- What to produce -
Every line with the string "JSON" should be gathered.

Start of Provided material

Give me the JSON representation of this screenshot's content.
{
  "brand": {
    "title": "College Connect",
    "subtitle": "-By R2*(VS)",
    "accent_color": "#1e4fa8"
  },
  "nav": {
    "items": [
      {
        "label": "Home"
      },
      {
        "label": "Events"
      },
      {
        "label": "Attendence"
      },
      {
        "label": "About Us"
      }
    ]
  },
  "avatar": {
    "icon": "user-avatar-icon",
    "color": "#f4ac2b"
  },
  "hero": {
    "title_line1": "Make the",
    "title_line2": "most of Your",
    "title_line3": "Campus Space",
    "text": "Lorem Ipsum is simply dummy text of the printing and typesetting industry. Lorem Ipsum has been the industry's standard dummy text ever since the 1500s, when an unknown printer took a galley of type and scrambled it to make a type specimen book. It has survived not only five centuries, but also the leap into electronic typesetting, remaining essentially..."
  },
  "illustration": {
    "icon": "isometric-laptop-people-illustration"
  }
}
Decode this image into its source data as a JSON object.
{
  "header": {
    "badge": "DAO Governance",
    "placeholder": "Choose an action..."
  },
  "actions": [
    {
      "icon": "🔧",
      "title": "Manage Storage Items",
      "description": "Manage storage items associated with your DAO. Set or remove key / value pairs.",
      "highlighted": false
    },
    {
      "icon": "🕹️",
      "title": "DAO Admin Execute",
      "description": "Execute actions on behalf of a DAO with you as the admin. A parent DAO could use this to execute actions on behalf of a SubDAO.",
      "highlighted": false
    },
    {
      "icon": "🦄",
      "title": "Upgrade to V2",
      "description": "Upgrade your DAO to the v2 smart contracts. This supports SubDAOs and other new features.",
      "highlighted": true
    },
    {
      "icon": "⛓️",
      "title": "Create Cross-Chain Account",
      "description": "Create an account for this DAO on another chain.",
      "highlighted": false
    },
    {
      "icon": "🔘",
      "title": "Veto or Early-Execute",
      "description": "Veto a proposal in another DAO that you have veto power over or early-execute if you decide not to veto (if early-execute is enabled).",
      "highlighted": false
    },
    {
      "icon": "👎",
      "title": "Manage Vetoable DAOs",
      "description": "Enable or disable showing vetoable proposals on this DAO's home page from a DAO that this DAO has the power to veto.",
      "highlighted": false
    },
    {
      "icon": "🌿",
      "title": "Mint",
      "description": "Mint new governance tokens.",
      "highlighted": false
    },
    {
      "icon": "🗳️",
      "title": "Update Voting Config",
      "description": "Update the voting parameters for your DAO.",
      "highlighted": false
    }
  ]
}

End of Provided material

- Answer for the task -
Give me the JSON representation of this screenshot's content.
Decode this image into its source data as a JSON object.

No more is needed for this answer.